[Work required]
Every line below that contains "structured" is to be copied.

[Excerpt from a dataset]
--------------------
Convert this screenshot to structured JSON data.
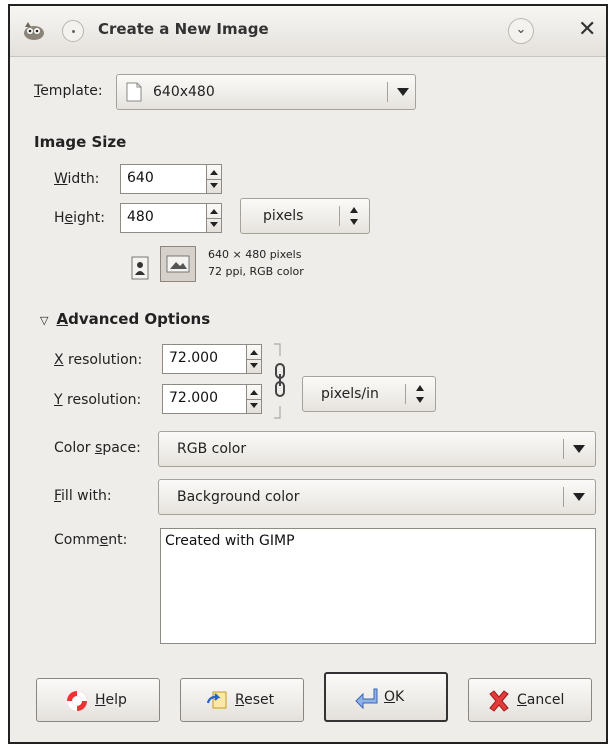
{
  "window": {
    "title": "Create a New Image"
  },
  "template": {
    "label": "Template:",
    "value": "640x480"
  },
  "image_size": {
    "heading": "Image Size",
    "width_label": "Width:",
    "width_value": "640",
    "height_label": "Height:",
    "height_value": "480",
    "unit": "pixels",
    "info_line1": "640 × 480 pixels",
    "info_line2": "72 ppi, RGB color"
  },
  "advanced": {
    "heading": "Advanced Options",
    "x_res_label": "X resolution:",
    "x_res_value": "72.000",
    "y_res_label": "Y resolution:",
    "y_res_value": "72.000",
    "res_unit": "pixels/in",
    "color_space_label": "Color space:",
    "color_space_value": "RGB color",
    "fill_label": "Fill with:",
    "fill_value": "Background color",
    "comment_label": "Comment:",
    "comment_value": "Created with GIMP"
  },
  "buttons": {
    "help": "Help",
    "reset": "Reset",
    "ok": "OK",
    "cancel": "Cancel"
  },
  "icons": {
    "app": "gimp-wilber-icon",
    "pin": "pin-icon",
    "menu": "chevron-down-icon",
    "close": "close-icon",
    "template": "document-icon",
    "portrait": "portrait-icon",
    "landscape": "landscape-icon",
    "chain": "chain-link-icon",
    "help": "lifebuoy-icon",
    "reset": "reset-icon",
    "ok": "ok-arrow-icon",
    "cancel": "cancel-x-icon"
  }
}
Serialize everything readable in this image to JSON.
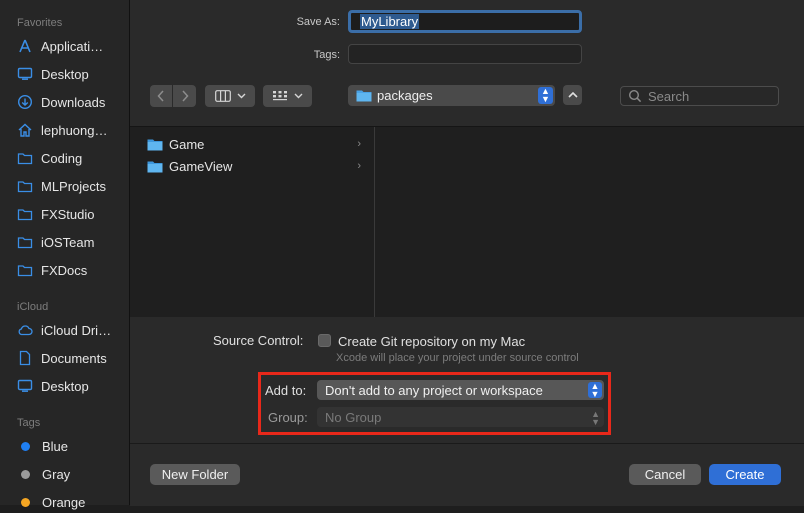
{
  "sidebar": {
    "favorites_title": "Favorites",
    "favorites": [
      {
        "label": "Applicati…",
        "icon": "applications-icon"
      },
      {
        "label": "Desktop",
        "icon": "desktop-icon"
      },
      {
        "label": "Downloads",
        "icon": "downloads-icon"
      },
      {
        "label": "lephuong…",
        "icon": "home-icon"
      },
      {
        "label": "Coding",
        "icon": "folder-icon"
      },
      {
        "label": "MLProjects",
        "icon": "folder-icon"
      },
      {
        "label": "FXStudio",
        "icon": "folder-icon"
      },
      {
        "label": "iOSTeam",
        "icon": "folder-icon"
      },
      {
        "label": "FXDocs",
        "icon": "folder-icon"
      }
    ],
    "icloud_title": "iCloud",
    "icloud": [
      {
        "label": "iCloud Dri…",
        "icon": "cloud-icon"
      },
      {
        "label": "Documents",
        "icon": "document-icon"
      },
      {
        "label": "Desktop",
        "icon": "desktop-icon"
      }
    ],
    "tags_title": "Tags",
    "tags": [
      {
        "label": "Blue",
        "color": "#1f7ff2"
      },
      {
        "label": "Gray",
        "color": "#9a9a9a"
      },
      {
        "label": "Orange",
        "color": "#f5a623"
      }
    ]
  },
  "save": {
    "save_as_label": "Save As:",
    "save_as_value": "MyLibrary",
    "tags_label": "Tags:",
    "tags_value": ""
  },
  "toolbar": {
    "path_folder": "packages",
    "search_placeholder": "Search"
  },
  "browser": {
    "items": [
      {
        "label": "Game"
      },
      {
        "label": "GameView"
      }
    ]
  },
  "options": {
    "source_control_label": "Source Control:",
    "git_checkbox_label": "Create Git repository on my Mac",
    "git_hint": "Xcode will place your project under source control",
    "add_to_label": "Add to:",
    "add_to_value": "Don't add to any project or workspace",
    "group_label": "Group:",
    "group_value": "No Group"
  },
  "footer": {
    "new_folder": "New Folder",
    "cancel": "Cancel",
    "create": "Create"
  },
  "colors": {
    "accent": "#2f6fd6",
    "highlight_border": "#e8281a",
    "folder": "#4aa3e6"
  }
}
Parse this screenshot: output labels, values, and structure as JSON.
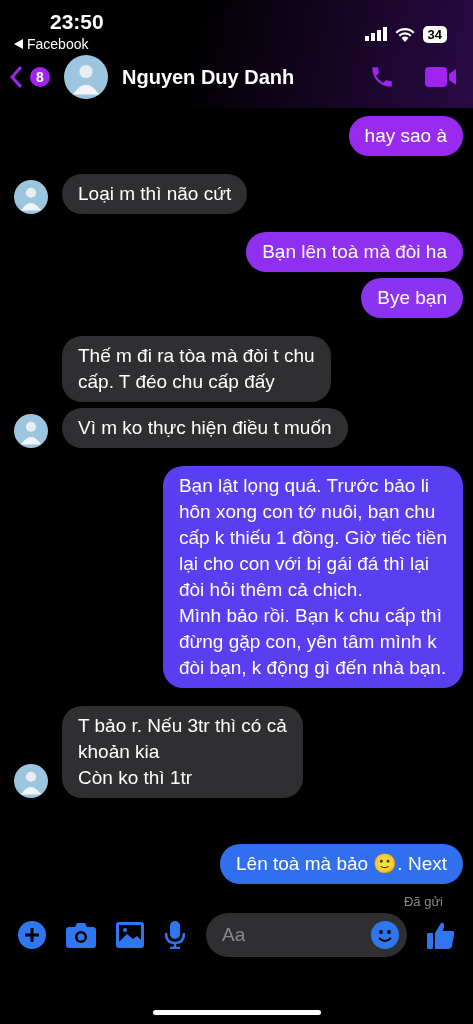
{
  "status_bar": {
    "time": "23:50",
    "back_app": "Facebook",
    "battery": "34"
  },
  "header": {
    "unread_count": "8",
    "name": "Nguyen Duy Danh"
  },
  "messages": [
    {
      "kind": "outgoing",
      "text": "hay sao à",
      "color": "#9a2af0"
    },
    {
      "kind": "incoming",
      "text": "Loại m thì não cứt",
      "color": "#2f2f31",
      "avatar": true
    },
    {
      "kind": "outgoing",
      "text": "Bạn lên toà mà đòi ha",
      "color": "#8f2ff0"
    },
    {
      "kind": "outgoing",
      "text": "Bye bạn",
      "color": "#8a33f0"
    },
    {
      "kind": "incoming",
      "text": "Thế m đi ra tòa mà đòi t chu\ncấp. T đéo chu cấp đấy",
      "color": "#2f2f31",
      "avatar": false
    },
    {
      "kind": "incoming",
      "text": "Vì m ko thực hiện điều t muốn",
      "color": "#2f2f31",
      "avatar": true
    },
    {
      "kind": "outgoing",
      "text": "Bạn lật lọng quá. Trước bảo li\nhôn xong con tớ nuôi, bạn chu\ncấp k thiếu 1 đồng. Giờ tiếc tiền\nlại cho con với bị gái đá thì lại\nđòi hỏi thêm cả chịch.\nMình bảo rồi. Bạn k chu cấp thì\nđừng gặp con, yên tâm mình k\nđòi bạn, k động gì đến nhà bạn.",
      "color": "#5a3ff2"
    },
    {
      "kind": "incoming",
      "text": "T bảo r. Nếu 3tr thì có cả\nkhoản kia\n Còn ko thì 1tr",
      "color": "#2f2f31",
      "avatar": true
    },
    {
      "kind": "outgoing",
      "text": "Lên toà mà bảo 🙂. Next",
      "color": "#2f6ff0"
    }
  ],
  "delivery_status": "Đã gửi",
  "composer": {
    "placeholder": "Aa"
  }
}
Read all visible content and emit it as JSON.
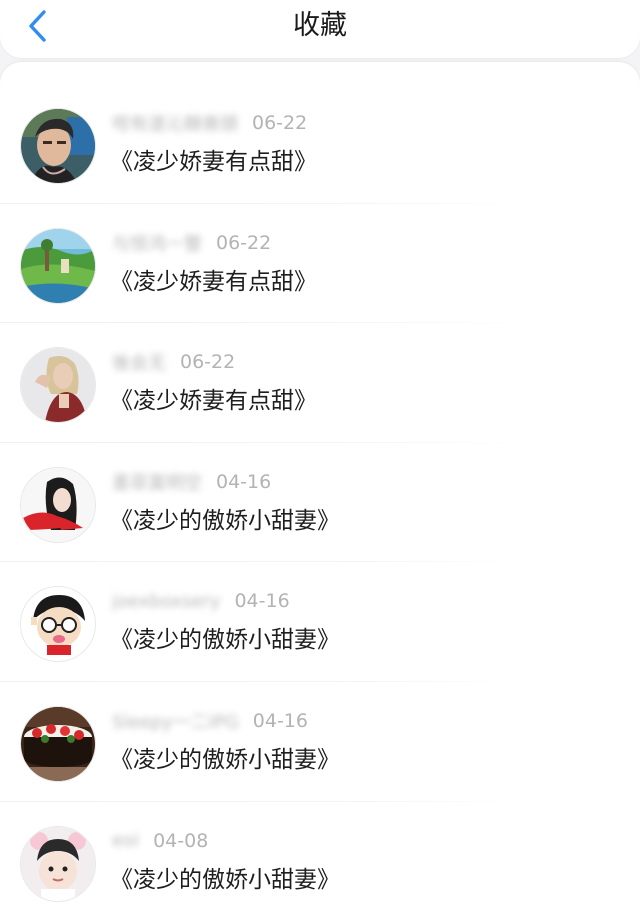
{
  "header": {
    "title": "收藏",
    "back_icon": "chevron-left-icon",
    "accent_color": "#2f8cf0"
  },
  "favorites": [
    {
      "username": "咁有遂沁棘兽頭",
      "date": "06-22",
      "book": "《凌少娇妻有点甜》",
      "avatar_icon": "avatar-man-icon"
    },
    {
      "username": "与惊鸿一瞥",
      "date": "06-22",
      "book": "《凌少娇妻有点甜》",
      "avatar_icon": "avatar-landscape-icon"
    },
    {
      "username": "後会无",
      "date": "06-22",
      "book": "《凌少娇妻有点甜》",
      "avatar_icon": "avatar-woman-icon"
    },
    {
      "username": "墨菲寞明空",
      "date": "04-16",
      "book": "《凌少的傲娇小甜妻》",
      "avatar_icon": "avatar-girl-illustration-icon"
    },
    {
      "username": "joexboxsery",
      "date": "04-16",
      "book": "《凌少的傲娇小甜妻》",
      "avatar_icon": "avatar-cartoon-icon"
    },
    {
      "username": "Sleepy一二IPG",
      "date": "04-16",
      "book": "《凌少的傲娇小甜妻》",
      "avatar_icon": "avatar-cake-icon"
    },
    {
      "username": "eoi",
      "date": "04-08",
      "book": "《凌少的傲娇小甜妻》",
      "avatar_icon": "avatar-child-icon"
    }
  ]
}
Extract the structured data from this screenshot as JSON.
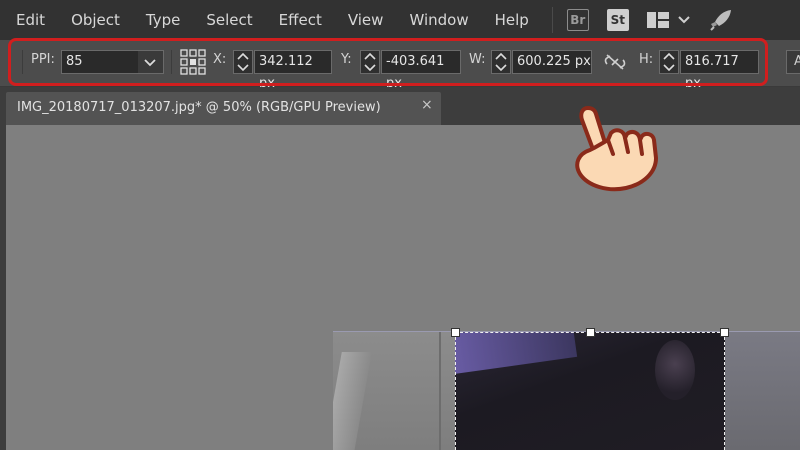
{
  "menu": {
    "items": [
      "Edit",
      "Object",
      "Type",
      "Select",
      "Effect",
      "View",
      "Window",
      "Help"
    ],
    "badges": [
      "Br",
      "St"
    ]
  },
  "control_bar": {
    "ppi_label": "PPI:",
    "ppi_value": "85",
    "x_label": "X:",
    "x_value": "342.112 px",
    "y_label": "Y:",
    "y_value": "-403.641 px",
    "w_label": "W:",
    "w_value": "600.225 px",
    "h_label": "H:",
    "h_value": "816.717 px",
    "right_button_label": "A"
  },
  "tab": {
    "title": "IMG_20180717_013207.jpg* @ 50% (RGB/GPU Preview)",
    "close": "×"
  },
  "colors": {
    "highlight": "#d11e1e",
    "menubar": "#323232",
    "canvas": "#7f7f7f"
  }
}
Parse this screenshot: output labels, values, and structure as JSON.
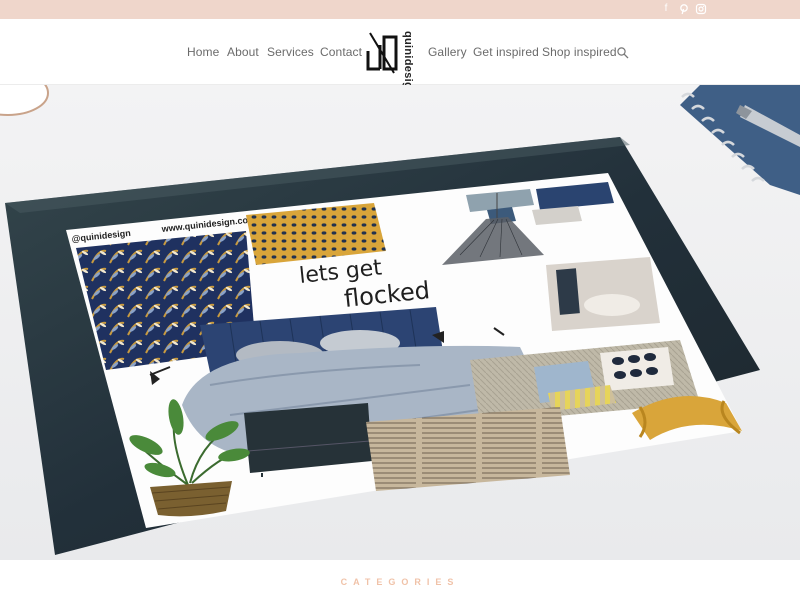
{
  "social": {
    "facebook_icon": "facebook-icon",
    "pinterest_icon": "pinterest-icon",
    "instagram_icon": "instagram-icon"
  },
  "nav": {
    "items": [
      {
        "label": "Home"
      },
      {
        "label": "About"
      },
      {
        "label": "Services"
      },
      {
        "label": "Contact"
      },
      {
        "label": "Gallery"
      },
      {
        "label": "Get inspired"
      },
      {
        "label": "Shop inspired"
      }
    ],
    "logo_text": "quinidesign",
    "search_icon": "search-icon"
  },
  "hero": {
    "handle": "@quinidesign",
    "website": "www.quinidesign.com",
    "headline_line1": "lets get",
    "headline_line2": "flocked"
  },
  "section": {
    "categories_label": "CATEGORIES"
  },
  "colors": {
    "topbar": "#efd6cb",
    "nav_text": "#6b6b6b",
    "accent": "#f0c2a8",
    "tablet": "#263438",
    "navy": "#2c4473",
    "mustard": "#d9a53a"
  }
}
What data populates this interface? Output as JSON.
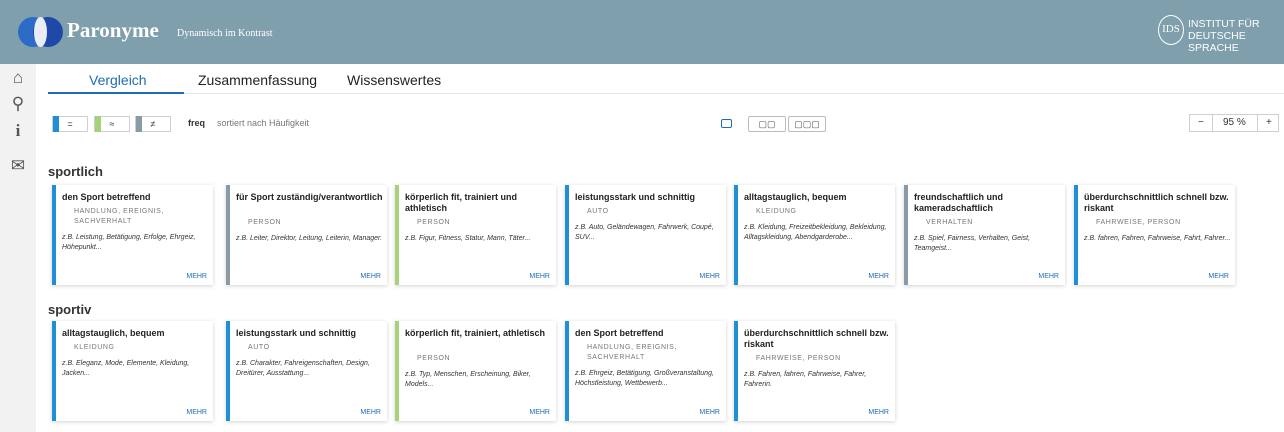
{
  "app": {
    "title": "Paronyme",
    "subtitle": "Dynamisch im Kontrast",
    "institute_line1": "INSTITUT FÜR",
    "institute_line2": "DEUTSCHE SPRACHE",
    "ids_mark": "IDS"
  },
  "sidebar": {
    "items": [
      {
        "icon": "home-icon",
        "glyph": "⌂"
      },
      {
        "icon": "search-icon",
        "glyph": "⚲"
      },
      {
        "icon": "info-icon",
        "glyph": "i"
      },
      {
        "icon": "mail-icon",
        "glyph": "✉"
      }
    ]
  },
  "tabs": [
    {
      "label": "Vergleich",
      "active": true
    },
    {
      "label": "Zusammenfassung",
      "active": false
    },
    {
      "label": "Wissenswertes",
      "active": false
    }
  ],
  "filters": {
    "btn1": "=",
    "btn2": "≈",
    "btn3": "≠",
    "freq": "freq",
    "sort_label": "sortiert nach Häufigkeit"
  },
  "layout_options": [
    "",
    "▢▢",
    "▢▢▢"
  ],
  "zoom": {
    "minus": "−",
    "value": "95 %",
    "plus": "+"
  },
  "colors": {
    "blue": "#1f8fd6",
    "green": "#a6d27b",
    "gray": "#8a9ba5",
    "header": "#7f9fad"
  },
  "sections": [
    {
      "title": "sportlich",
      "cards": [
        {
          "title": "den Sport betreffend",
          "category": "Handlung, Ereignis, Sachverhalt",
          "examples": "z.B. Leistung, Betätigung, Erfolge, Ehrgeiz, Höhepunkt...",
          "more": "MEHR",
          "color": "blue"
        },
        {
          "title": "für Sport zuständig/verantwortlich",
          "category": "Person",
          "examples": "z.B. Leiter, Direktor, Leitung, Leiterin, Manager.",
          "more": "MEHR",
          "color": "gray"
        },
        {
          "title": "körperlich fit, trainiert und athletisch",
          "category": "Person",
          "examples": "z.B. Figur, Fitness, Statur, Mann, Täter...",
          "more": "MEHR",
          "color": "green"
        },
        {
          "title": "leistungsstark und schnittig",
          "category": "Auto",
          "examples": "z.B. Auto, Geländewagen, Fahrwerk, Coupé, SUV...",
          "more": "MEHR",
          "color": "blue"
        },
        {
          "title": "alltagstauglich, bequem",
          "category": "Kleidung",
          "examples": "z.B. Kleidung, Freizeitbekleidung, Bekleidung, Alltagskleidung, Abendgarderobe...",
          "more": "MEHR",
          "color": "blue"
        },
        {
          "title": "freundschaftlich und kameradschaftlich",
          "category": "Verhalten",
          "examples": "z.B. Spiel, Fairness, Verhalten, Geist, Teamgeist...",
          "more": "MEHR",
          "color": "gray"
        },
        {
          "title": "überdurchschnittlich schnell bzw. riskant",
          "category": "Fahrweise, Person",
          "examples": "z.B. fahren, Fahren, Fahrweise, Fahrt, Fahrer...",
          "more": "MEHR",
          "color": "blue"
        }
      ]
    },
    {
      "title": "sportiv",
      "cards": [
        {
          "title": "alltagstauglich, bequem",
          "category": "Kleidung",
          "examples": "z.B. Eleganz, Mode, Elemente, Kleidung, Jacken...",
          "more": "MEHR",
          "color": "blue"
        },
        {
          "title": "leistungsstark und schnittig",
          "category": "Auto",
          "examples": "z.B. Charakter, Fahreigenschaften, Design, Dreitürer, Ausstattung...",
          "more": "MEHR",
          "color": "blue"
        },
        {
          "title": "körperlich fit, trainiert, athletisch",
          "category": "Person",
          "examples": "z.B. Typ, Menschen, Erscheinung, Biker, Models...",
          "more": "MEHR",
          "color": "green"
        },
        {
          "title": "den Sport betreffend",
          "category": "Handlung, Ereignis, Sachverhalt",
          "examples": "z.B. Ehrgeiz, Betätigung, Großveranstaltung, Höchstleistung, Wettbewerb...",
          "more": "MEHR",
          "color": "blue"
        },
        {
          "title": "überdurchschnittlich schnell bzw. riskant",
          "category": "Fahrweise, Person",
          "examples": "z.B. Fahren, fahren, Fahrweise, Fahrer, Fahrerin.",
          "more": "MEHR",
          "color": "blue"
        }
      ]
    }
  ]
}
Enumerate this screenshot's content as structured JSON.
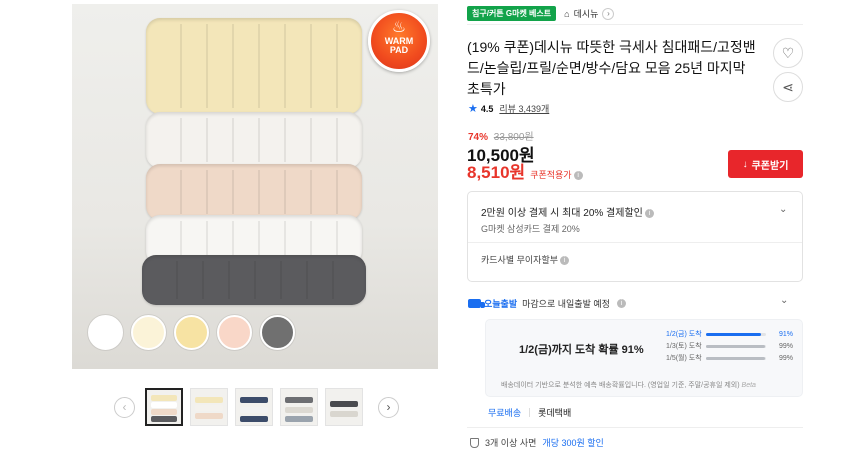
{
  "product_image": {
    "badge": {
      "line1": "WARM",
      "line2": "PAD",
      "icon": "flame-icon"
    },
    "swatches": [
      "#ffffff",
      "#fbf3d8",
      "#f7e3a3",
      "#f9d7c8",
      "#707070"
    ]
  },
  "thumbnails": {
    "count": 6,
    "active_index": 0,
    "prev_icon": "chevron-left-icon",
    "next_icon": "chevron-right-icon"
  },
  "tags": {
    "best": "침구/커튼 G마켓 베스트",
    "store": "데시뉴"
  },
  "title": "(19% 쿠폰)데시뉴 따뜻한 극세사 침대패드/고정밴드/논슬립/프릴/순면/방수/담요 모음 25년 마지막 초특가",
  "rating": {
    "score": "4.5",
    "reviews_label": "리뷰 3,439개"
  },
  "pricing": {
    "discount_pct": "74%",
    "original_price": "33,800원",
    "price": "10,500원",
    "coupon_price": "8,510원",
    "coupon_note": "쿠폰적용가",
    "coupon_button": "쿠폰받기"
  },
  "card_benefit": {
    "main": "2만원 이상 결제 시 최대 20% 결제할인",
    "sub": "G마켓 삼성카드 결제 20%",
    "installment": "카드사별 무이자할부"
  },
  "delivery": {
    "badge": "오늘출발",
    "text": "마감으로 내일출발 예정",
    "headline": "1/2(금)까지 도착 확률 91%",
    "forecast": [
      {
        "label": "1/2(금) 도착",
        "percent": "91%",
        "value": 0.91
      },
      {
        "label": "1/3(토) 도착",
        "percent": "99%",
        "value": 0.99
      },
      {
        "label": "1/5(월) 도착",
        "percent": "99%",
        "value": 0.99
      }
    ],
    "disclaimer": "배송데이터 기반으로 분석한 예측 배송확률입니다. (영업일 기준, 주말/공휴일 제외)",
    "beta": "Beta"
  },
  "shipping": {
    "fee": "무료배송",
    "carrier": "롯데택배"
  },
  "bundle": {
    "prefix": "3개 이상 사면",
    "highlight": "개당 300원 할인"
  }
}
--------------------
[Written reply]
Convert this screenshot to structured JSON data.
Extract the structured data from this screenshot as JSON.
Enumerate this screenshot's content as structured JSON.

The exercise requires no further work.